-- Task prompt --
Your task is to quote the material that follows, in full and exactly.
-------- Supplied material
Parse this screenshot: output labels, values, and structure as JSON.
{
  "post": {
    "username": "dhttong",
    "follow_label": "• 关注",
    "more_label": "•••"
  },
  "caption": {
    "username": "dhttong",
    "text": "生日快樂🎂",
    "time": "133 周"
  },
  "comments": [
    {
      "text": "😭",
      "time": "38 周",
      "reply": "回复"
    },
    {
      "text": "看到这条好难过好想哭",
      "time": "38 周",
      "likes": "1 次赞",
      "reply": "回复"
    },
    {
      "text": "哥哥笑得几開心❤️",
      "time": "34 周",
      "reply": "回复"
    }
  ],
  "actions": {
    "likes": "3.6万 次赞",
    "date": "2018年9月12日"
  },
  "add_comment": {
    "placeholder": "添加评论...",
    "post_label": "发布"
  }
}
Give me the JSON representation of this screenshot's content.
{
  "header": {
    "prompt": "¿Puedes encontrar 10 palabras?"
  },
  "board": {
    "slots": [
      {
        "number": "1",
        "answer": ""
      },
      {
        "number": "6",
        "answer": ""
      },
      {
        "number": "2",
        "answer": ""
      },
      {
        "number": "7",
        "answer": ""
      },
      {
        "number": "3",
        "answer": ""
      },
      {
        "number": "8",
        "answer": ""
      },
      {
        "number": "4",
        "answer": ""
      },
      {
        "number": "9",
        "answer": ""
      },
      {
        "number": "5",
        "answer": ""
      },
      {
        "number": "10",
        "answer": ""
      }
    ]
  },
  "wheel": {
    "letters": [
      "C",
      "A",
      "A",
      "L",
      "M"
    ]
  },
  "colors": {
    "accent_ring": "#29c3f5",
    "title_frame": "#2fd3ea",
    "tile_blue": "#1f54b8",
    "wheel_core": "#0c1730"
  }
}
----------------
-- Result of this task --
Parse this screenshot: output labels, values, and structure as JSON.
{
  "post": {
    "username": "dhttong",
    "follow_label": "• 关注",
    "more_label": "•••"
  },
  "caption": {
    "username": "dhttong",
    "text": "生日快樂🎂",
    "time": "133 周"
  },
  "comments": [
    {
      "text": "😭",
      "time": "38 周",
      "reply": "回复"
    },
    {
      "text": "看到这条好难过好想哭",
      "time": "38 周",
      "likes": "1 次赞",
      "reply": "回复"
    },
    {
      "text": "哥哥笑得几開心❤️",
      "time": "34 周",
      "reply": "回复"
    }
  ],
  "actions": {
    "likes": "3.6万 次赞",
    "date": "2018年9月12日"
  },
  "add_comment": {
    "placeholder": "添加评论...",
    "post_label": "发布"
  }
}
Give me the JSON representation of this screenshot's content.
{
  "header": {
    "prompt": "¿Puedes encontrar 10 palabras?"
  },
  "board": {
    "slots": [
      {
        "number": "1",
        "answer": ""
      },
      {
        "number": "6",
        "answer": ""
      },
      {
        "number": "2",
        "answer": ""
      },
      {
        "number": "7",
        "answer": ""
      },
      {
        "number": "3",
        "answer": ""
      },
      {
        "number": "8",
        "answer": ""
      },
      {
        "number": "4",
        "answer": ""
      },
      {
        "number": "9",
        "answer": ""
      },
      {
        "number": "5",
        "answer": ""
      },
      {
        "number": "10",
        "answer": ""
      }
    ]
  },
  "wheel": {
    "letters": [
      "C",
      "A",
      "A",
      "L",
      "M"
    ]
  },
  "colors": {
    "accent_ring": "#29c3f5",
    "title_frame": "#2fd3ea",
    "tile_blue": "#1f54b8",
    "wheel_core": "#0c1730"
  }
}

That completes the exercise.